# undergravel filter causing high nitrate levels?



## crzystng (Feb 2, 2007)

I am new here but not really to owning an aquarium. I have had my current 55 gal setup for a good 2 years now with very minimal problems until recently. I decided that I wanted a few new fish so before I mossied ff to the store I decided to test my waters real quick and found some alarming news. firstly the equipment I am using are
55 gal tank with under ground filter
two aqua clear 50 power heads
and an emperor 400
I sometimes use the mag 350 pro to help rapidly clean teh debris when changing the dirty filters out.
the test strips I am using are mandel 5 in 1 that I have confirmed work with a friends salt water master kit, so they are somewhat accurate.

what I found is that the 
nitrate levels are literally off the charts. greater than 230 ppm
0-no nitrite
very hard water
alkalinity levels are a bit lower than they should be and
PH around 6.2 still pretty low

I have done a test on the tap water itself and found that it is acceptable but I still use chlorout or some conditioner
also within the past few months I have noticed a lot of dirt building up on my substrate. it dosent have the same charistics as allege as that is more of a slimy more grouped together look than this which is more easily broken up with just the current and a med to dark brown color. I am assuming this has something to do with my extreme nitrate levels and am wondering a few things here.

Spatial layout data
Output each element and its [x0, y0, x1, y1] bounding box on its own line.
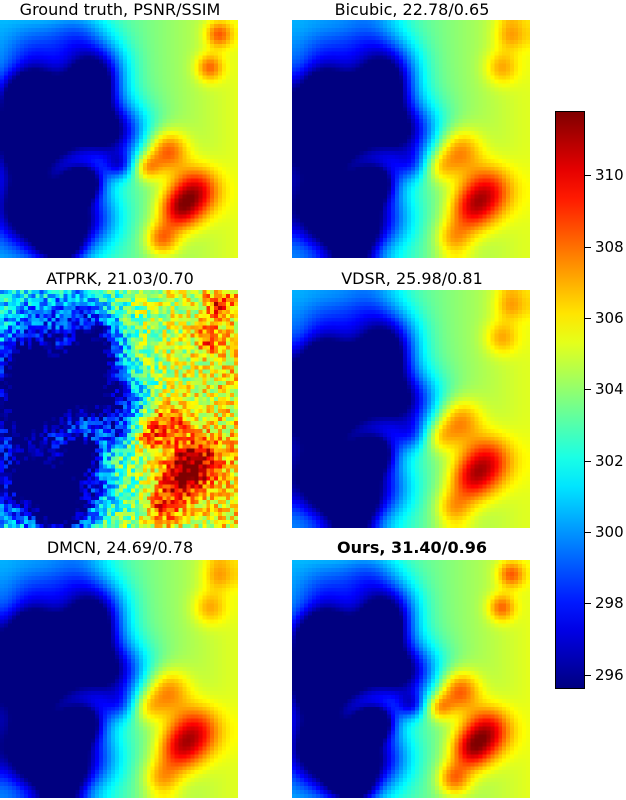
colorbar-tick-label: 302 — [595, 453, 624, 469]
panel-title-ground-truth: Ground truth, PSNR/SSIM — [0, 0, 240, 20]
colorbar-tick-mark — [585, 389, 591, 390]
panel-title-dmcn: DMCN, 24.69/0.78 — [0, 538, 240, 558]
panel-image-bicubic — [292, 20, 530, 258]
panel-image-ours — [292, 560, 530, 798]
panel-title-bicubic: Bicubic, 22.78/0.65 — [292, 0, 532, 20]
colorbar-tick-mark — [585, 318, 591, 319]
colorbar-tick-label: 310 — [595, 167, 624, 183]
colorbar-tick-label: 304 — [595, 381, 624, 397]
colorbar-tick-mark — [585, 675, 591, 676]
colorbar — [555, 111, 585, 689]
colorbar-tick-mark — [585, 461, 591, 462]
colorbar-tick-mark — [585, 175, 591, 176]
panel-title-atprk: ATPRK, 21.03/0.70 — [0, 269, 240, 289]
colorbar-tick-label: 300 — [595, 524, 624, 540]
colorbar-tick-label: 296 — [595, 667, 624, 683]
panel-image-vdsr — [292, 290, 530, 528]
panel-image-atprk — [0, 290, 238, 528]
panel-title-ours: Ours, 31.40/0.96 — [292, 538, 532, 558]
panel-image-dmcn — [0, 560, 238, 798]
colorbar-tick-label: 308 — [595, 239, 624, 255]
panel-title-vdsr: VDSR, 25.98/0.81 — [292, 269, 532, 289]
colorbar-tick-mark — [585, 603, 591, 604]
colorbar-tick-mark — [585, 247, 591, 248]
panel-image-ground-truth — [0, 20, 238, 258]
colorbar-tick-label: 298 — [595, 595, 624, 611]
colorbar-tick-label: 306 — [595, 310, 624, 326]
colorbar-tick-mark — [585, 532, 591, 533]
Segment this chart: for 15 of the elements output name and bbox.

- **Brief**:
Rewrite the part of the forum post that opens with the words "## crzystng (Feb" and closes with "dirty filters out.", putting "powerheads" in place of "power heads". Rely only on the forum post when you respond.

- **The reply**:
## crzystng (Feb 2, 2007)

I am new here but not really to owning an aquarium. I have had my current 55 gal setup for a good 2 years now with very minimal problems until recently. I decided that I wanted a few new fish so before I mossied ff to the store I decided to test my waters real quick and found some alarming news. firstly the equipment I am using are
55 gal tank with under ground filter
two aqua clear 50 powerheads
and an emperor 400
I sometimes use the mag 350 pro to help rapidly clean teh debris when changing the dirty filters out.